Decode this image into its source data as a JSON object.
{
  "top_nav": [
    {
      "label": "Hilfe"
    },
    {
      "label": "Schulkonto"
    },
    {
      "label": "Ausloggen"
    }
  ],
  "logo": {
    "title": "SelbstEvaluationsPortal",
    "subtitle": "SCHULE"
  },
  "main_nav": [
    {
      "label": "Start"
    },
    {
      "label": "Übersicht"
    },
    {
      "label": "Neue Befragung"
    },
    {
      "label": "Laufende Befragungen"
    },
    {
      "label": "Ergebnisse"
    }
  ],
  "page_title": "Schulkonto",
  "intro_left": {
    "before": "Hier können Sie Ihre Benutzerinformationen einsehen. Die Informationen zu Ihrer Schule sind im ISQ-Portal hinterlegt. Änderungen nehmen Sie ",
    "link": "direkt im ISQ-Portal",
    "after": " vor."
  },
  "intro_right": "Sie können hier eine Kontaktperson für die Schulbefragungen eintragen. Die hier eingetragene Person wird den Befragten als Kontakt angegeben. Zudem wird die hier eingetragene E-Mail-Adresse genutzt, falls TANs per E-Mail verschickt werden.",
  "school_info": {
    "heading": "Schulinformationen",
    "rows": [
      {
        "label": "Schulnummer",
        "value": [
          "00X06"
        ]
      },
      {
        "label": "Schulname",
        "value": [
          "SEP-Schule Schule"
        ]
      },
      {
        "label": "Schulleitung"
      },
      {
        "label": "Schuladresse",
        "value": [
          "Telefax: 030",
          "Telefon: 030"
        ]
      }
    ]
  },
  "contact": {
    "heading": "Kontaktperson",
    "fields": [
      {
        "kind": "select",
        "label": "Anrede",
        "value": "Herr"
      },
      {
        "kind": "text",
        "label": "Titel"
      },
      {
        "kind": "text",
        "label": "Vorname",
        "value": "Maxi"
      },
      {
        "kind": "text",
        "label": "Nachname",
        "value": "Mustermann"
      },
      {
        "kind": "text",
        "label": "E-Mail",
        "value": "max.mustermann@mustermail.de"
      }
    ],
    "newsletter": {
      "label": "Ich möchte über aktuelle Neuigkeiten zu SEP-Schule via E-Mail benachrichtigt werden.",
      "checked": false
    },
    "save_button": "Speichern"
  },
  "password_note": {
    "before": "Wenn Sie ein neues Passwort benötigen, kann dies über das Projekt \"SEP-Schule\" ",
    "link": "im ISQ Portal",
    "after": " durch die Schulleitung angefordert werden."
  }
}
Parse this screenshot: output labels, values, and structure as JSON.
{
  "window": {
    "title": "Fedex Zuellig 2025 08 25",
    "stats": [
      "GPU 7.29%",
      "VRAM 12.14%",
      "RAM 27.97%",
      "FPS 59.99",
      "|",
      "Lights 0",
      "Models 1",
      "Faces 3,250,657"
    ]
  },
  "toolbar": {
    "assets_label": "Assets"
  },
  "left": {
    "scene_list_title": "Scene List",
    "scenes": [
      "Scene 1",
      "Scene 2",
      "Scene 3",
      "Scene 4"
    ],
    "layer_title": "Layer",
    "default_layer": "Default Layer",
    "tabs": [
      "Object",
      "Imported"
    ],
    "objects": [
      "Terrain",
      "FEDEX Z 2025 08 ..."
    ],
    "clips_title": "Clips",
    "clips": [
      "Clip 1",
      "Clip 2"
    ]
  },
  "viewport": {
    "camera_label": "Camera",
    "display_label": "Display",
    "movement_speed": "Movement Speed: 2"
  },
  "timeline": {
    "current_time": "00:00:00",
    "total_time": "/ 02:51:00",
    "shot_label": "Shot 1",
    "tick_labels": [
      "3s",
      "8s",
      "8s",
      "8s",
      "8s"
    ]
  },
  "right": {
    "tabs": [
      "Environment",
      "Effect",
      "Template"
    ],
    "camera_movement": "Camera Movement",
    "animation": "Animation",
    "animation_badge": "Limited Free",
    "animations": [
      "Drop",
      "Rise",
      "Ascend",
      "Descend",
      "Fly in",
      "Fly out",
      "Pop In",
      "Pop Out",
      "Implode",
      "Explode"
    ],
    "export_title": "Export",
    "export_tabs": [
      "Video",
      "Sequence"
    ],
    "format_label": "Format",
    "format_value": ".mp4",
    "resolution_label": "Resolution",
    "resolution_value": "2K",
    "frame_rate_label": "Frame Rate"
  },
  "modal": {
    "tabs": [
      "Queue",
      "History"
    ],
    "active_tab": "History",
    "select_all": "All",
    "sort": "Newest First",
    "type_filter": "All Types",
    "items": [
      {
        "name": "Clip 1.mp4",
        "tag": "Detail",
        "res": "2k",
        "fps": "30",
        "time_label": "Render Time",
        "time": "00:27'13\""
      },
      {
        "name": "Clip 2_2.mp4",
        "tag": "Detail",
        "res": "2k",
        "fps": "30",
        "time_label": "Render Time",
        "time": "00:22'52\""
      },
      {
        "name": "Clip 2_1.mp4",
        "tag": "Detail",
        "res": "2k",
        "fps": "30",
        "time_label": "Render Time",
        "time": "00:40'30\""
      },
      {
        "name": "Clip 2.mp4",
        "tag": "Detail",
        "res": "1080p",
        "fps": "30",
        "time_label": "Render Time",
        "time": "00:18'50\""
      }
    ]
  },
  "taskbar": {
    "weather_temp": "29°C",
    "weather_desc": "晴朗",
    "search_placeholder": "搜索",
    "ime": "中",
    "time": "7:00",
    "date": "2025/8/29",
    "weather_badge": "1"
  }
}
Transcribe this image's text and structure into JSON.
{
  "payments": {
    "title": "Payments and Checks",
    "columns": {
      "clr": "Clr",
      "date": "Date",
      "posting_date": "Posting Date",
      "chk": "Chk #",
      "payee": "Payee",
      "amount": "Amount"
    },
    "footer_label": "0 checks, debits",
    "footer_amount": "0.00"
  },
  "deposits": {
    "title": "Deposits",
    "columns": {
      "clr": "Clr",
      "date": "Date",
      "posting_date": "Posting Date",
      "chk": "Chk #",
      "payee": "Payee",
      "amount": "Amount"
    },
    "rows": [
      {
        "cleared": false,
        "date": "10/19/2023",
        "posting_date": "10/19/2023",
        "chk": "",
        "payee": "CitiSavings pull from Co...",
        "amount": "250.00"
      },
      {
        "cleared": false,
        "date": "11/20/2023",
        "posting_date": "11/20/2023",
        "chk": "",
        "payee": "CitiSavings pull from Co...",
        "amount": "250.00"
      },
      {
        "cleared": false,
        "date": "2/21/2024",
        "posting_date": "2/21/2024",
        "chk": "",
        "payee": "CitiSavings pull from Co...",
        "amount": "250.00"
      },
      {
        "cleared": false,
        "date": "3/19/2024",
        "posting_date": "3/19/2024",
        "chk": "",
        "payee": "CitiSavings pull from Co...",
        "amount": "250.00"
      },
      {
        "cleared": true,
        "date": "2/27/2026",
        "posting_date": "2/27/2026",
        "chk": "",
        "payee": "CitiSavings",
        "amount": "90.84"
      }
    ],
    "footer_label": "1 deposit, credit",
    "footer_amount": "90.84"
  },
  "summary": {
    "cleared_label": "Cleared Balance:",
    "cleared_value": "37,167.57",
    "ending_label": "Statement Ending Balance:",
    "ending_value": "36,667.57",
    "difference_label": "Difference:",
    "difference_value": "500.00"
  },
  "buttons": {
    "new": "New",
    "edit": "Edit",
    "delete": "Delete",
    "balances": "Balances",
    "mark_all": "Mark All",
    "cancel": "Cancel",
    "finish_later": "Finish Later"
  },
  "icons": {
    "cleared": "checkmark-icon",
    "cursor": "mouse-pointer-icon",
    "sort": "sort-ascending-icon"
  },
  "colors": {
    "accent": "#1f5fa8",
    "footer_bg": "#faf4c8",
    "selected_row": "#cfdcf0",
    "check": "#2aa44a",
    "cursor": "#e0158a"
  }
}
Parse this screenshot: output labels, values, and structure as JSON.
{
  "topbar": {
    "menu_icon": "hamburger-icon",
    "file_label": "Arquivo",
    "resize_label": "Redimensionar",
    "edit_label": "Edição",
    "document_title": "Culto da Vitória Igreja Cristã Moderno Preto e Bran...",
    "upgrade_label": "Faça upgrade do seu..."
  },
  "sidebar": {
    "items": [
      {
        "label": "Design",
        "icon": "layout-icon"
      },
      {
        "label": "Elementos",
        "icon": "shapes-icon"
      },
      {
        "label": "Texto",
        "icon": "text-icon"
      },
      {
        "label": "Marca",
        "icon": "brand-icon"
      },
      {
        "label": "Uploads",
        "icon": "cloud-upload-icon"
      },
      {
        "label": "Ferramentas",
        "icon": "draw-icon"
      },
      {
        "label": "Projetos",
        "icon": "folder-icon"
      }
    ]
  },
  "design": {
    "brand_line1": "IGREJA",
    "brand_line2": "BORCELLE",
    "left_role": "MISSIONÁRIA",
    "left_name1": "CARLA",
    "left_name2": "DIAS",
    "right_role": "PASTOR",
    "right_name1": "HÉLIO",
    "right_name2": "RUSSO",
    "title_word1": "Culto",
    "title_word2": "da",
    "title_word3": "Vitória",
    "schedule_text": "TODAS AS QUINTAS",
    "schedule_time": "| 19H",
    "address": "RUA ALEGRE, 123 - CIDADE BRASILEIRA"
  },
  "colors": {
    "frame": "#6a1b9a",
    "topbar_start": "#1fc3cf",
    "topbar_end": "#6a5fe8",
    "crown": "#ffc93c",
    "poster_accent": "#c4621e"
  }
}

-=-=-

- **Task instructions**: Find the lines containing "Camera" and list every one of them.

- **Full answer**:
    "camera_label": "Camera",
    "camera_movement": "Camera Movement",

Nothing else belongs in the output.